WHAT THE TASK REQUIRES: From the listing below, extract each line containing the string "name".

MATERIAL FOR THIS TASK:
* * * * * * *

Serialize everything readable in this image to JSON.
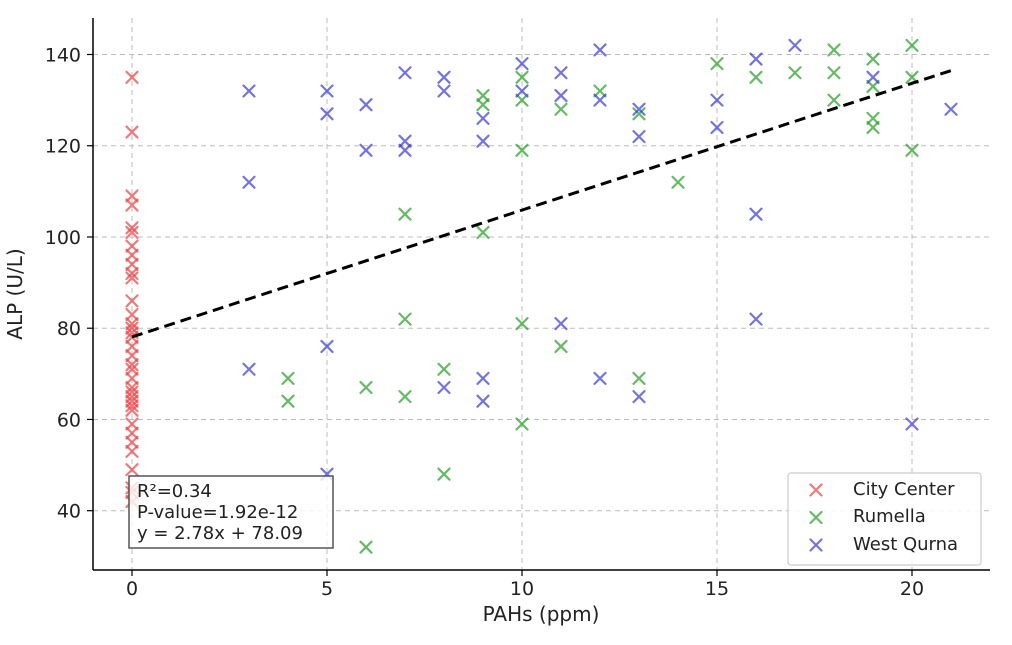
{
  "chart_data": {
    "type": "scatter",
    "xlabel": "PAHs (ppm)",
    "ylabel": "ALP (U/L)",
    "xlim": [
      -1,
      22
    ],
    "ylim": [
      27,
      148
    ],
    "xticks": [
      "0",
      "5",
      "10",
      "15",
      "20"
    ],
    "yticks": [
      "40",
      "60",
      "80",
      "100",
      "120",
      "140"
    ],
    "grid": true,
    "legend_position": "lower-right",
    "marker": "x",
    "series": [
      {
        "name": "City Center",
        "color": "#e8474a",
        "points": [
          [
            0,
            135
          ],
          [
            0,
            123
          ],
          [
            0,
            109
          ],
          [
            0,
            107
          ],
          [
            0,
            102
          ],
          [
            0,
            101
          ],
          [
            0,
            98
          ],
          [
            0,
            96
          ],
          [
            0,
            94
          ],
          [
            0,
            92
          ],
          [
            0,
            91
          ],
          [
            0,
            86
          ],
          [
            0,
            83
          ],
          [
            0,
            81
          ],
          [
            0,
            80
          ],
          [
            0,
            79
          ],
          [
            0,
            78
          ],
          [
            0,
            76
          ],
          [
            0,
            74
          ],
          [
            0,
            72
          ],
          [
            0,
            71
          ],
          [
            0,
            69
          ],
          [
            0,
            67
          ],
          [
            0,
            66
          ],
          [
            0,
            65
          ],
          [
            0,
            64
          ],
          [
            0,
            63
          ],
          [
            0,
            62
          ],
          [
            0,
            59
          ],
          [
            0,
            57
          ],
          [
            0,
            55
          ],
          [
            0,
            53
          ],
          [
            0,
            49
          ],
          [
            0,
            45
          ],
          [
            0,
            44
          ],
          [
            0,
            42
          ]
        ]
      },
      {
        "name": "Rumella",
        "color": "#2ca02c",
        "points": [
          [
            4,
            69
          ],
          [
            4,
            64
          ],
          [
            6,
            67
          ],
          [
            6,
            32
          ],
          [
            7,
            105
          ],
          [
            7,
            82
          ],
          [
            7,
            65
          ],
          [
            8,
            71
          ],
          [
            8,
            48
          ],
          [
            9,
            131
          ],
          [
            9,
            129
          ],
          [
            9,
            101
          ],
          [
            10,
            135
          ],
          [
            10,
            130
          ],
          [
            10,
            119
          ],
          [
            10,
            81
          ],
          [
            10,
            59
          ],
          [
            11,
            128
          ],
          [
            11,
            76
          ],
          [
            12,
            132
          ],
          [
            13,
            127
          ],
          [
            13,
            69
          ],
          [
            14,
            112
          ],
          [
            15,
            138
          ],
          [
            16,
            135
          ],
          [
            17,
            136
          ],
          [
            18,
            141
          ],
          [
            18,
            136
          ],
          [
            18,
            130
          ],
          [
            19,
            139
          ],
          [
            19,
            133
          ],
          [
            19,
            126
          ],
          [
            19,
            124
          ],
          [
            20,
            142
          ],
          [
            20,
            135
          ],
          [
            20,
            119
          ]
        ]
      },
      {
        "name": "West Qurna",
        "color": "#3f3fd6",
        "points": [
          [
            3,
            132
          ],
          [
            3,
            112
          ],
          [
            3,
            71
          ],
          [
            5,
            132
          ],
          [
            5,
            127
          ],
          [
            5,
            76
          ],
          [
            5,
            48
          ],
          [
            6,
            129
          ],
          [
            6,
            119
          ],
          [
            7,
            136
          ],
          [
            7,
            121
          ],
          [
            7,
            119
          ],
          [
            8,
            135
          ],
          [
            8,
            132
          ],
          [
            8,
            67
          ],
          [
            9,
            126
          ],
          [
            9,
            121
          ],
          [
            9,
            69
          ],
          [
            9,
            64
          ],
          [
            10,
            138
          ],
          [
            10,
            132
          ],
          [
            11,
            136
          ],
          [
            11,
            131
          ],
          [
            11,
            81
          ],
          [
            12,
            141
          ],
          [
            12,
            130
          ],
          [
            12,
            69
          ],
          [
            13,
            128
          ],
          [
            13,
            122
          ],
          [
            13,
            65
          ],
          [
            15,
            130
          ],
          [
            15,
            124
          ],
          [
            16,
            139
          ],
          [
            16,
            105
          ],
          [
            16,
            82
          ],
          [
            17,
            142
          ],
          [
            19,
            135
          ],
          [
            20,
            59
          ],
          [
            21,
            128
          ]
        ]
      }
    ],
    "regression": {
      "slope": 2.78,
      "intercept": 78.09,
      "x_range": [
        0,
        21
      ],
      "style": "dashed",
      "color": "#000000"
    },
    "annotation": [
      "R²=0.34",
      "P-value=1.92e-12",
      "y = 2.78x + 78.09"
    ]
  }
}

* * * * * * *

IN RESPONSE:
        "name": "City Center",
        "name": "Rumella",
        "name": "West Qurna",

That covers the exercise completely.